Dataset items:
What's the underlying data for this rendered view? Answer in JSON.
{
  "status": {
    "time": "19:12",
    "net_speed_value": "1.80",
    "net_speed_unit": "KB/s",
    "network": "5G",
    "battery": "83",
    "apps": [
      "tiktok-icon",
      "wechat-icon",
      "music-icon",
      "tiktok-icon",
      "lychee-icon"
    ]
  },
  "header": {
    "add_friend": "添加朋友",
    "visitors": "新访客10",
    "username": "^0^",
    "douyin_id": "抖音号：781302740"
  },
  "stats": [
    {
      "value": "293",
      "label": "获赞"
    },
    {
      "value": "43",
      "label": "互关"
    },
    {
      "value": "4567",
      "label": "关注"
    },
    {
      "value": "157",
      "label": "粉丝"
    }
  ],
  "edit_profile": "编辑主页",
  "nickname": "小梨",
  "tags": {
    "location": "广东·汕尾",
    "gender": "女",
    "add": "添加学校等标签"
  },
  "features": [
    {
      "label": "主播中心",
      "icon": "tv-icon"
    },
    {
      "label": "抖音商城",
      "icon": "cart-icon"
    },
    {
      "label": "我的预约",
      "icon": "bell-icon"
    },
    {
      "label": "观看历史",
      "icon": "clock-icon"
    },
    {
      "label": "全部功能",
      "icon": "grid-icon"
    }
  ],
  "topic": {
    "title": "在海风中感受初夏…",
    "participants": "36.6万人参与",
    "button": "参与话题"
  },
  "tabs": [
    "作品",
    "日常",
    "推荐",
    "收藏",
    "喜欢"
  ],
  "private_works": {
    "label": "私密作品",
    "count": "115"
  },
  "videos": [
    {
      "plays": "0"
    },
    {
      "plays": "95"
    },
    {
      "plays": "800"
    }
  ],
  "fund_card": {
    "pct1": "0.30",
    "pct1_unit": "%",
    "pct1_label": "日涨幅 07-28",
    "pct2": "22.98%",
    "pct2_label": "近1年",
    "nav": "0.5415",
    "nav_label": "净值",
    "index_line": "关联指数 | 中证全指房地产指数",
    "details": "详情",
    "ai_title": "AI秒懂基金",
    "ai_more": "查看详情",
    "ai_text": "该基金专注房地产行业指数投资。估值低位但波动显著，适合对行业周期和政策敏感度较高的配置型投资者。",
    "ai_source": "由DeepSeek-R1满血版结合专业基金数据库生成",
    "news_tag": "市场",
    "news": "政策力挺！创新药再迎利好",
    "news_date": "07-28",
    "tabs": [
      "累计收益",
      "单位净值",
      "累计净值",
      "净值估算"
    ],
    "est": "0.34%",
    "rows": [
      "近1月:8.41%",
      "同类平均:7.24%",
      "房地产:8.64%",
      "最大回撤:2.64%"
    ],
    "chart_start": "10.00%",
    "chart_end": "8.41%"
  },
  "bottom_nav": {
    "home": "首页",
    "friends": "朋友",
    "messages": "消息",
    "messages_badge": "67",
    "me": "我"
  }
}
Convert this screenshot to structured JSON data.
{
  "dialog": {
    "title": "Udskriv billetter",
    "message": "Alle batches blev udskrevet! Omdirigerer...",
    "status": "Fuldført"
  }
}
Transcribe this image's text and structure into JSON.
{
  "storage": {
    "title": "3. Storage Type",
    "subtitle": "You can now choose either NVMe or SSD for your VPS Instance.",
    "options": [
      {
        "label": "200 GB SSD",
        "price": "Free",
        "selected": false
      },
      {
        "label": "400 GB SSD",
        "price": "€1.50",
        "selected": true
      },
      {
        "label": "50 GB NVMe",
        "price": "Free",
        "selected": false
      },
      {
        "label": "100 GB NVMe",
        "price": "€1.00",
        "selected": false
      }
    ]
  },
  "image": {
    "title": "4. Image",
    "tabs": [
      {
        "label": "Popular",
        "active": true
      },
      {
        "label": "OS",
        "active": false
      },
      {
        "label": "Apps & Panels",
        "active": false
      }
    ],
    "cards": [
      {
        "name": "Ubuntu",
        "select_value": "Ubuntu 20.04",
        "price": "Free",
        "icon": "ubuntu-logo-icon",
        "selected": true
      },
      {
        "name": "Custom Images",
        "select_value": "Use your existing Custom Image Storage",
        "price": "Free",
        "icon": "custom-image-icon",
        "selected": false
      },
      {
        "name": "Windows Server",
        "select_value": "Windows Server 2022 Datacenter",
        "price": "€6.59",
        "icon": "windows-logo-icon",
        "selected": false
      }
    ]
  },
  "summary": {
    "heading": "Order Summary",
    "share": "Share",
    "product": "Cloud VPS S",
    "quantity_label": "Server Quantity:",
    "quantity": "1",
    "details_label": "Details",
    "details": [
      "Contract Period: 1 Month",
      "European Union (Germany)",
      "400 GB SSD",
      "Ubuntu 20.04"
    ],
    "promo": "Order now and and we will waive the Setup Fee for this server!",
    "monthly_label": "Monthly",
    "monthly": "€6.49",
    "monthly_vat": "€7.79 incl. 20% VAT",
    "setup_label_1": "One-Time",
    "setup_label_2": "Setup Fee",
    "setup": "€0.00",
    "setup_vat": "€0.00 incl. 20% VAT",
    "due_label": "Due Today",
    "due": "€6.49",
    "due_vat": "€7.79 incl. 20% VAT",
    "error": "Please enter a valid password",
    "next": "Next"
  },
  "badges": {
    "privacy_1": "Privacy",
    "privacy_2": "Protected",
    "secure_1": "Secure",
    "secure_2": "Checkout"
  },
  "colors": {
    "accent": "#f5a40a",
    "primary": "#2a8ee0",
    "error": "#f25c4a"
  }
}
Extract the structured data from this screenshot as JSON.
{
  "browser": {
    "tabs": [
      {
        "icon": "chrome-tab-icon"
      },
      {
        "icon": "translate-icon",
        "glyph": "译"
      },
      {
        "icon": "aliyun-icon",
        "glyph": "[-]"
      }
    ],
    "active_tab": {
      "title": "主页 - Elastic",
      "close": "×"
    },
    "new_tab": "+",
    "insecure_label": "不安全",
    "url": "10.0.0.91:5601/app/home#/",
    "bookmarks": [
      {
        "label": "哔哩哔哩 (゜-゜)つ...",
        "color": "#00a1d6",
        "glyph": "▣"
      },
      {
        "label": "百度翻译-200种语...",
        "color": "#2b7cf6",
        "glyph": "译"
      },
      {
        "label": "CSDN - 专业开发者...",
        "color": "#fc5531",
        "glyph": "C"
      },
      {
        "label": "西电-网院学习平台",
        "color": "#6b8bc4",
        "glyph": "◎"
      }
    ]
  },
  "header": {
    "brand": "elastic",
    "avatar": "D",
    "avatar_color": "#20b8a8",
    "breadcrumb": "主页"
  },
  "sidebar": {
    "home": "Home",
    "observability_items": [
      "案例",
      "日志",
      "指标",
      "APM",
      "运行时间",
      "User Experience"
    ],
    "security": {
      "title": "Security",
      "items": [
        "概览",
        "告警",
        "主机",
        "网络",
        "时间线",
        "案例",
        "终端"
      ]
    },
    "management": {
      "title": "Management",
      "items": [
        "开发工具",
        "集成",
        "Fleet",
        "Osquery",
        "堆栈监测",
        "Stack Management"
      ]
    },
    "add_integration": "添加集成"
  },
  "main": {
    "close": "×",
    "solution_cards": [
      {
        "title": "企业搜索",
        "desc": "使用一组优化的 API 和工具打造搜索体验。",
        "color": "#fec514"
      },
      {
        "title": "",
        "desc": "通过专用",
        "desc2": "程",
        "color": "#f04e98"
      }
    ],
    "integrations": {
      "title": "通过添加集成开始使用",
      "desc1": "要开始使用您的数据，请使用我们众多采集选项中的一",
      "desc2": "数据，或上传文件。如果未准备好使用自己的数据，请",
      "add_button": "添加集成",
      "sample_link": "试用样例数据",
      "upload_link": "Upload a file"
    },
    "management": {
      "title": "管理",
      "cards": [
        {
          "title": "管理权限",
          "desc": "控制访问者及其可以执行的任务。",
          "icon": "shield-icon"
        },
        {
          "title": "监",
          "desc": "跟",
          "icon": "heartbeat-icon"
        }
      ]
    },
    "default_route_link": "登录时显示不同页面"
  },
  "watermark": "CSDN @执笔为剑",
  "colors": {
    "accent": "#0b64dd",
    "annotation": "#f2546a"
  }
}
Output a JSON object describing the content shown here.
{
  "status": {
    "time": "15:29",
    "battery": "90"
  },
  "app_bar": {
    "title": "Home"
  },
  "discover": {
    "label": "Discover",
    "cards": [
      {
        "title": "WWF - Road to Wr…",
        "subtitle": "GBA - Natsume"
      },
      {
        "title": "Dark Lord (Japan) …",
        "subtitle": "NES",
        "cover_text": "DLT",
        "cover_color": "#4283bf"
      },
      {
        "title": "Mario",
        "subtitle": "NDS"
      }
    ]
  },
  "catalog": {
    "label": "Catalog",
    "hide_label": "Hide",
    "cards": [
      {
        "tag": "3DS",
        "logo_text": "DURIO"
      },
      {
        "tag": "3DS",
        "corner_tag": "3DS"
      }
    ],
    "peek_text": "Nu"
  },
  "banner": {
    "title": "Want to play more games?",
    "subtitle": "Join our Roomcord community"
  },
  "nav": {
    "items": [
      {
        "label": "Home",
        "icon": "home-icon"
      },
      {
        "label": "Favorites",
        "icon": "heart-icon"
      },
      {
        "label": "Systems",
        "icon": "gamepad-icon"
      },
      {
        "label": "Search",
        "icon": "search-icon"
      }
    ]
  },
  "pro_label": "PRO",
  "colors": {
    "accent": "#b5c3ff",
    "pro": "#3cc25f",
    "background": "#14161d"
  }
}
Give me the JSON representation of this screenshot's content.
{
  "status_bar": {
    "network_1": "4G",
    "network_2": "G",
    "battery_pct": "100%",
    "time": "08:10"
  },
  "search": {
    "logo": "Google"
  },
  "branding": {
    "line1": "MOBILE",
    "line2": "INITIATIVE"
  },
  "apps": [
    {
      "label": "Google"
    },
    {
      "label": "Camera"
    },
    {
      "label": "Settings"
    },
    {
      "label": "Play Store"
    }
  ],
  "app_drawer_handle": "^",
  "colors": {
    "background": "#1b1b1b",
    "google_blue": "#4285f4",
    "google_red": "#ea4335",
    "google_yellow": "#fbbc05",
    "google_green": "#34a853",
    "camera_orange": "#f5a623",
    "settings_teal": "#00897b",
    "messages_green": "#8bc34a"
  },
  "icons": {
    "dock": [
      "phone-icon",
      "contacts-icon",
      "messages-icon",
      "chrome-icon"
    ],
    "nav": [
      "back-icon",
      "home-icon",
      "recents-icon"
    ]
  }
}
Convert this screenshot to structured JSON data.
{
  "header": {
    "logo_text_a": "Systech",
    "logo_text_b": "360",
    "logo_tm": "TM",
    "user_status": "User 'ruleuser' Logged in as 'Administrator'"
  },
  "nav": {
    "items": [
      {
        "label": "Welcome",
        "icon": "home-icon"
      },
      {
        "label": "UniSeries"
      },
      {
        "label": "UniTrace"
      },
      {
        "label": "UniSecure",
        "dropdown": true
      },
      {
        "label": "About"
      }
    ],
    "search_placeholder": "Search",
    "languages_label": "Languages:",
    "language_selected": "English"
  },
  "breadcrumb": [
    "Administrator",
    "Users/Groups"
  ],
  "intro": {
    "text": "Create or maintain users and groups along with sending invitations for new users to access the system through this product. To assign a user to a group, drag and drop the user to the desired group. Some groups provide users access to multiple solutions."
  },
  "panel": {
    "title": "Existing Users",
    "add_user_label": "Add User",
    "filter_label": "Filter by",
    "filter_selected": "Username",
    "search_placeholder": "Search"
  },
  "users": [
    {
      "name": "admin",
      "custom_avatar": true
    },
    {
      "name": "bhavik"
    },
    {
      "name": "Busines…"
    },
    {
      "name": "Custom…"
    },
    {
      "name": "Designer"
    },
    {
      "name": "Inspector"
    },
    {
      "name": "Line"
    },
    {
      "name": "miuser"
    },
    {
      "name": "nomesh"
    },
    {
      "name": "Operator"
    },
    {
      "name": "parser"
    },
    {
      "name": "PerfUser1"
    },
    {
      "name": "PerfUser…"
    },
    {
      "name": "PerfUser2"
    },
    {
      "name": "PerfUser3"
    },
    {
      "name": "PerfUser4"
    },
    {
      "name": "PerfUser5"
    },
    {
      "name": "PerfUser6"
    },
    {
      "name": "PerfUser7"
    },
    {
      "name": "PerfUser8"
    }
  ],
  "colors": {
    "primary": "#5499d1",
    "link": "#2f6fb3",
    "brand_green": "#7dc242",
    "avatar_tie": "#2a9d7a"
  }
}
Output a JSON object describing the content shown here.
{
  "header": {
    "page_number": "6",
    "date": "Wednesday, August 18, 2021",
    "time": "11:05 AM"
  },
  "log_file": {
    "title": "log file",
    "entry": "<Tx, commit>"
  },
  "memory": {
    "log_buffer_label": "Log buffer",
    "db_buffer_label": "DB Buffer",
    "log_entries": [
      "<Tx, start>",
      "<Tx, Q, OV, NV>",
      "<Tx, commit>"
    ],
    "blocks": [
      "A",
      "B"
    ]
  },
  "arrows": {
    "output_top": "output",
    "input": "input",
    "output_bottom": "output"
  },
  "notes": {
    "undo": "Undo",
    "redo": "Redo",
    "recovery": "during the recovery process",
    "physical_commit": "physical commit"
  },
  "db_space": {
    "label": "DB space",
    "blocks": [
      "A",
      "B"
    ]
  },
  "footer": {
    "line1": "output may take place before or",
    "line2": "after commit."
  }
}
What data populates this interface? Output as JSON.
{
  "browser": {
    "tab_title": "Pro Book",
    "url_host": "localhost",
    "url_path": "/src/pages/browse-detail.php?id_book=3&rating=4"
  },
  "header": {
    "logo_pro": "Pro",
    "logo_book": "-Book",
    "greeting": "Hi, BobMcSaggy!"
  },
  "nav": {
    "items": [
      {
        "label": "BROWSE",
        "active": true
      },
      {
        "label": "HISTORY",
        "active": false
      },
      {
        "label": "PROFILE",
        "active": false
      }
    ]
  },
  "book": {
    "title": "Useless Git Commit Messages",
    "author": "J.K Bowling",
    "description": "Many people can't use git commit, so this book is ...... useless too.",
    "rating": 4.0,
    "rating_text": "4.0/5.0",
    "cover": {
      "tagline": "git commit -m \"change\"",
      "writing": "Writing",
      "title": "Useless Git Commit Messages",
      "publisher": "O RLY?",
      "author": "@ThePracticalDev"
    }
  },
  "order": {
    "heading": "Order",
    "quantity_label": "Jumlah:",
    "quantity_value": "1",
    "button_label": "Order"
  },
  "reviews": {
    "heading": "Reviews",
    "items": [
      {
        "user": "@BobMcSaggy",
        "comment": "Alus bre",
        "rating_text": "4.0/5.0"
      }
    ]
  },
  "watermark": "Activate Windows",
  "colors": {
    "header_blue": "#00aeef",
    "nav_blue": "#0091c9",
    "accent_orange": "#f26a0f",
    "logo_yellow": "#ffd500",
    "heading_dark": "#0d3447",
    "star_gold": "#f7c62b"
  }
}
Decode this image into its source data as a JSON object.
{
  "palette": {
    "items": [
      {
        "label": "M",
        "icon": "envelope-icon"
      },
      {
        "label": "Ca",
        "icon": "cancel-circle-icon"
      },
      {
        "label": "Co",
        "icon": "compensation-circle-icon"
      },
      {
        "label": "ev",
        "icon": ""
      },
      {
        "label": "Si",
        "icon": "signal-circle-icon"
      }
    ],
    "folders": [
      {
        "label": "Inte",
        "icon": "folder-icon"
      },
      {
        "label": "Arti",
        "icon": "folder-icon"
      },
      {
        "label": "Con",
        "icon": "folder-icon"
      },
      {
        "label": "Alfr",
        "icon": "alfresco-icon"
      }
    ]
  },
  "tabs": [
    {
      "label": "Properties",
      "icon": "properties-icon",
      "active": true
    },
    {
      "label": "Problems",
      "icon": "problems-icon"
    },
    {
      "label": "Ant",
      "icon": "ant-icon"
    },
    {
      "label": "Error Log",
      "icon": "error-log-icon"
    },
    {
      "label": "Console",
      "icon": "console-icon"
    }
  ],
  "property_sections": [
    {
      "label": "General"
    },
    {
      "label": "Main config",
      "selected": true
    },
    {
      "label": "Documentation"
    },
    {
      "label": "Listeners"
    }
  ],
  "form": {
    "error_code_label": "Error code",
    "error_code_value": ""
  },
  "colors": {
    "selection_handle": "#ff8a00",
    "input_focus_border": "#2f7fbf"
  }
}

Objective: In the material above, find the lines that contain "What" and show them.

Output of the task:
What's the underlying data for this rendered view? Answer in JSON.
What data populates this interface? Output as JSON.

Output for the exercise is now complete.